■ DATASET RECORDS ■
==*==

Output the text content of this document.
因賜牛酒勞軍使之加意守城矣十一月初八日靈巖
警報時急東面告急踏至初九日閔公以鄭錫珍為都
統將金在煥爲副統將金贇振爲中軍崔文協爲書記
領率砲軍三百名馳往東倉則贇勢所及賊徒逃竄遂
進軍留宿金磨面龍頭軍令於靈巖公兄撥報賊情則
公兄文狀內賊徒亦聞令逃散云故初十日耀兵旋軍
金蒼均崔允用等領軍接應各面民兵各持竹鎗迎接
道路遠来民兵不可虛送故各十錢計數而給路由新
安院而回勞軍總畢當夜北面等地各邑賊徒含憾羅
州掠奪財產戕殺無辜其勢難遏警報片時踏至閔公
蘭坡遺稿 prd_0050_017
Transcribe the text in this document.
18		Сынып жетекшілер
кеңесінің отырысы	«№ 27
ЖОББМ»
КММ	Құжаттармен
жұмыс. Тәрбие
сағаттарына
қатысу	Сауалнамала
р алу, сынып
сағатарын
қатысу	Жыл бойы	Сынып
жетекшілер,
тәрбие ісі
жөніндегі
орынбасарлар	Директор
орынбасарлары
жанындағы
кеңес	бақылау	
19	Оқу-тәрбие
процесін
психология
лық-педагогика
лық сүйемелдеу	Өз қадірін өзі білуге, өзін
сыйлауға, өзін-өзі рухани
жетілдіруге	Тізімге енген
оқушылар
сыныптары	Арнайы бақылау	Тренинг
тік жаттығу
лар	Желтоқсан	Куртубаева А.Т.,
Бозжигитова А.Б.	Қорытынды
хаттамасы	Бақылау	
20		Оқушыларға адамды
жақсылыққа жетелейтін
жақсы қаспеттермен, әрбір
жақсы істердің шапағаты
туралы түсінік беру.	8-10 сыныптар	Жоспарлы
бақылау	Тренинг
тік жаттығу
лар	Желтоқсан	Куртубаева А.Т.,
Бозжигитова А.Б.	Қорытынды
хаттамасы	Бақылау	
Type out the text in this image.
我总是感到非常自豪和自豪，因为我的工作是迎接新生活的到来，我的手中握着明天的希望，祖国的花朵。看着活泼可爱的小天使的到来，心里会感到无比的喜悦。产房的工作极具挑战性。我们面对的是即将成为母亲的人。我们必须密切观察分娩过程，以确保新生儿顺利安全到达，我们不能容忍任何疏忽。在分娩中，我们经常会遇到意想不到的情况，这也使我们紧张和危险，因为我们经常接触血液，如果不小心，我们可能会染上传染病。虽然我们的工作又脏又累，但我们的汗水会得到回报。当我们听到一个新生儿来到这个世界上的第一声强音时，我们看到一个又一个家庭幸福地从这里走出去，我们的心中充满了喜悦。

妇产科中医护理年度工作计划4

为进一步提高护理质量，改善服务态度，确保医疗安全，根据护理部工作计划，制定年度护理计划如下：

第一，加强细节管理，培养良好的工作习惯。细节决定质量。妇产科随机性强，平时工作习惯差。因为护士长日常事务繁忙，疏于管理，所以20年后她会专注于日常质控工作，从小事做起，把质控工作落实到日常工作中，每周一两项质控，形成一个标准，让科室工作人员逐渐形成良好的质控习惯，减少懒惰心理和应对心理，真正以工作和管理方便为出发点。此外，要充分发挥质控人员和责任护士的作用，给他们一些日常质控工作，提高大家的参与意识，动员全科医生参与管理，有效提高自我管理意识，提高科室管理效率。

==*==

■ TO BE DONE ■
Copy every line in the entries above that has the string "this" in it.

■ TASK RESULT ■
Output the text content of this document.
Transcribe the text in this document.
Type out the text in this image.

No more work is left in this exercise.